[Stored data entries]
** start **
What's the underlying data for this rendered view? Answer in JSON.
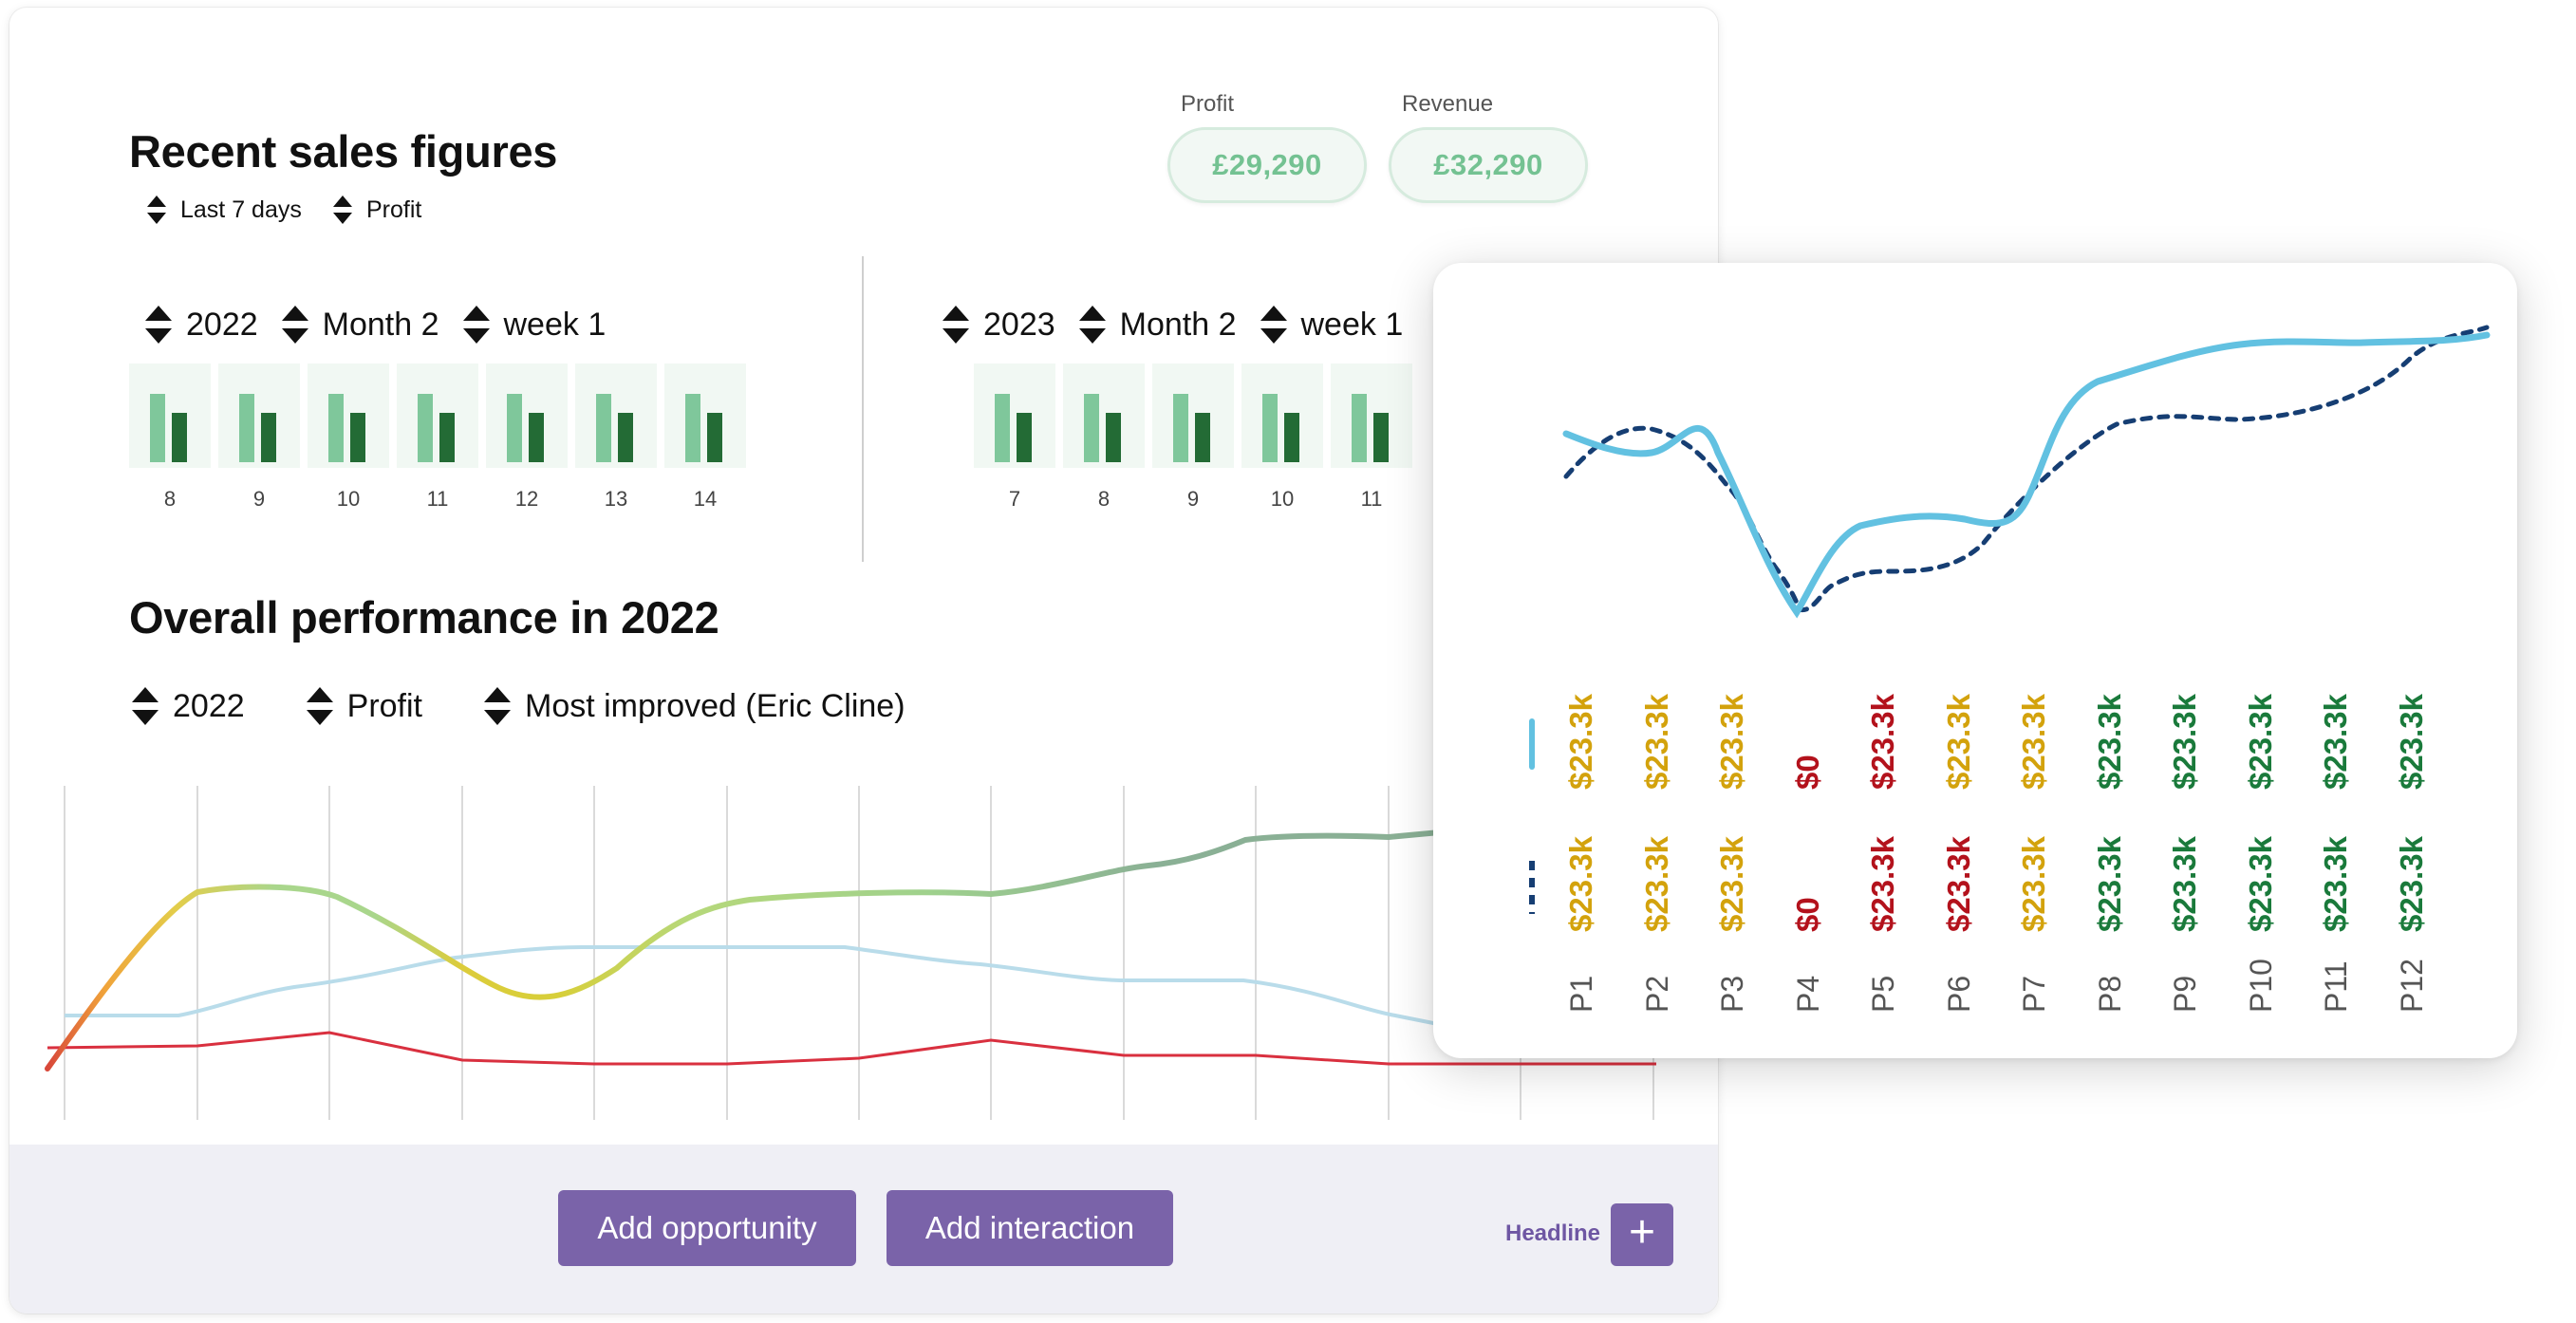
{
  "main": {
    "title": "Recent sales figures",
    "filters": [
      {
        "label": "Last 7 days"
      },
      {
        "label": "Profit"
      }
    ],
    "kpis": [
      {
        "label": "Profit",
        "value": "£29,290"
      },
      {
        "label": "Revenue",
        "value": "£32,290"
      }
    ],
    "period_a": {
      "year": "2022",
      "month": "Month 2",
      "week": "week 1",
      "days": [
        "8",
        "9",
        "10",
        "11",
        "12",
        "13",
        "14"
      ]
    },
    "period_b": {
      "year": "2023",
      "month": "Month 2",
      "week": "week 1",
      "days": [
        "7",
        "8",
        "9",
        "10",
        "11"
      ]
    },
    "performance": {
      "title": "Overall performance in 2022",
      "selectors": [
        "2022",
        "Profit",
        "Most improved (Eric Cline)"
      ]
    },
    "buttons": {
      "add_opportunity": "Add opportunity",
      "add_interaction": "Add interaction"
    },
    "headline": {
      "label": "Headline",
      "add_symbol": "+"
    }
  },
  "overlay": {
    "periods": [
      "P1",
      "P2",
      "P3",
      "P4",
      "P5",
      "P6",
      "P7",
      "P8",
      "P9",
      "P10",
      "P11",
      "P12"
    ],
    "solid_values": [
      "$23.3k",
      "$23.3k",
      "$23.3k",
      "$0",
      "$23.3k",
      "$23.3k",
      "$23.3k",
      "$23.3k",
      "$23.3k",
      "$23.3k",
      "$23.3k",
      "$23.3k"
    ],
    "solid_colors": [
      "#d3a20c",
      "#d3a20c",
      "#d3a20c",
      "#b3121c",
      "#b3121c",
      "#d3a20c",
      "#d3a20c",
      "#1a7a3b",
      "#1a7a3b",
      "#1a7a3b",
      "#1a7a3b",
      "#1a7a3b"
    ],
    "dotted_values": [
      "$23.3k",
      "$23.3k",
      "$23.3k",
      "$0",
      "$23.3k",
      "$23.3k",
      "$23.3k",
      "$23.3k",
      "$23.3k",
      "$23.3k",
      "$23.3k",
      "$23.3k"
    ],
    "dotted_colors": [
      "#d3a20c",
      "#d3a20c",
      "#d3a20c",
      "#b3121c",
      "#b3121c",
      "#b3121c",
      "#d3a20c",
      "#1a7a3b",
      "#1a7a3b",
      "#1a7a3b",
      "#1a7a3b",
      "#1a7a3b"
    ],
    "line_colors": {
      "solid": "#62c1e1",
      "dotted": "#163e73"
    }
  }
}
** end **
* DIRECTIONS:
Transcribe the records word for word and include no pictures.

* FULL RESPONSE:
What's the underlying data for this rendered view? Answer in JSON.
{
  "main": {
    "title": "Recent sales figures",
    "filters": [
      {
        "label": "Last 7 days"
      },
      {
        "label": "Profit"
      }
    ],
    "kpis": [
      {
        "label": "Profit",
        "value": "£29,290"
      },
      {
        "label": "Revenue",
        "value": "£32,290"
      }
    ],
    "period_a": {
      "year": "2022",
      "month": "Month 2",
      "week": "week 1",
      "days": [
        "8",
        "9",
        "10",
        "11",
        "12",
        "13",
        "14"
      ]
    },
    "period_b": {
      "year": "2023",
      "month": "Month 2",
      "week": "week 1",
      "days": [
        "7",
        "8",
        "9",
        "10",
        "11"
      ]
    },
    "performance": {
      "title": "Overall performance in 2022",
      "selectors": [
        "2022",
        "Profit",
        "Most improved (Eric Cline)"
      ]
    },
    "buttons": {
      "add_opportunity": "Add opportunity",
      "add_interaction": "Add interaction"
    },
    "headline": {
      "label": "Headline",
      "add_symbol": "+"
    }
  },
  "overlay": {
    "periods": [
      "P1",
      "P2",
      "P3",
      "P4",
      "P5",
      "P6",
      "P7",
      "P8",
      "P9",
      "P10",
      "P11",
      "P12"
    ],
    "solid_values": [
      "$23.3k",
      "$23.3k",
      "$23.3k",
      "$0",
      "$23.3k",
      "$23.3k",
      "$23.3k",
      "$23.3k",
      "$23.3k",
      "$23.3k",
      "$23.3k",
      "$23.3k"
    ],
    "solid_colors": [
      "#d3a20c",
      "#d3a20c",
      "#d3a20c",
      "#b3121c",
      "#b3121c",
      "#d3a20c",
      "#d3a20c",
      "#1a7a3b",
      "#1a7a3b",
      "#1a7a3b",
      "#1a7a3b",
      "#1a7a3b"
    ],
    "dotted_values": [
      "$23.3k",
      "$23.3k",
      "$23.3k",
      "$0",
      "$23.3k",
      "$23.3k",
      "$23.3k",
      "$23.3k",
      "$23.3k",
      "$23.3k",
      "$23.3k",
      "$23.3k"
    ],
    "dotted_colors": [
      "#d3a20c",
      "#d3a20c",
      "#d3a20c",
      "#b3121c",
      "#b3121c",
      "#b3121c",
      "#d3a20c",
      "#1a7a3b",
      "#1a7a3b",
      "#1a7a3b",
      "#1a7a3b",
      "#1a7a3b"
    ],
    "line_colors": {
      "solid": "#62c1e1",
      "dotted": "#163e73"
    }
  }
}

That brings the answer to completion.